> [The task]
List each line holding the string "name".

> [Dataset records]
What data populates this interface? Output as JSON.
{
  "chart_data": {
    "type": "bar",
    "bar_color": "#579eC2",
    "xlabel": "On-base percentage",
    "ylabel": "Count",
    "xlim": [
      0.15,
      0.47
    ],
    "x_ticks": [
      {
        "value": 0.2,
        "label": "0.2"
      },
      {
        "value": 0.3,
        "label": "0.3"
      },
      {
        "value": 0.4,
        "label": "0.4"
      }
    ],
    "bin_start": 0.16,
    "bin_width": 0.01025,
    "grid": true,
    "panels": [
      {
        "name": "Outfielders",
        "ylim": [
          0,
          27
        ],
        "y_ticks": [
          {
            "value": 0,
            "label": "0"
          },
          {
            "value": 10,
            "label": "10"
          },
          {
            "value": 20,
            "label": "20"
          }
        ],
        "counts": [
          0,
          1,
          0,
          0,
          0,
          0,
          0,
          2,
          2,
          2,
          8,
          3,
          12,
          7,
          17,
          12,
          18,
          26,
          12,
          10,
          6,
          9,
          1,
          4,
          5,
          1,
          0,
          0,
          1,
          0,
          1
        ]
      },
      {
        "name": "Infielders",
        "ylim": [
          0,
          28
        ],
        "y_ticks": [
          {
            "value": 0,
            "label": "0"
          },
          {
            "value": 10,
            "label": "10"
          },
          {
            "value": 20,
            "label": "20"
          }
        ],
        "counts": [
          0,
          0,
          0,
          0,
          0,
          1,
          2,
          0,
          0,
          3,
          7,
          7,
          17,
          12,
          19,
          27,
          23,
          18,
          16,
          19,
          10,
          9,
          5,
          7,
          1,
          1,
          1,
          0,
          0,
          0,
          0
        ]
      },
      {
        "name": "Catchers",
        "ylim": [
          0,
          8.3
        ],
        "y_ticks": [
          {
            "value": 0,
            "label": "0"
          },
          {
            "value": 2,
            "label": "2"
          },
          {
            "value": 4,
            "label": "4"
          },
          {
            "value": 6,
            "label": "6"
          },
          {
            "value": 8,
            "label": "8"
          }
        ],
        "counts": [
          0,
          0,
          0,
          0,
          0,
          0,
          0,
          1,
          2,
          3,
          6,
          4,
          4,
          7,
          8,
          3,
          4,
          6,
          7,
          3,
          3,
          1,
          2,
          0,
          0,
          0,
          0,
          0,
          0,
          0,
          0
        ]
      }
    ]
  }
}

> [Response]
        "name": "Outfielders",
        "name": "Infielders",
        "name": "Catchers",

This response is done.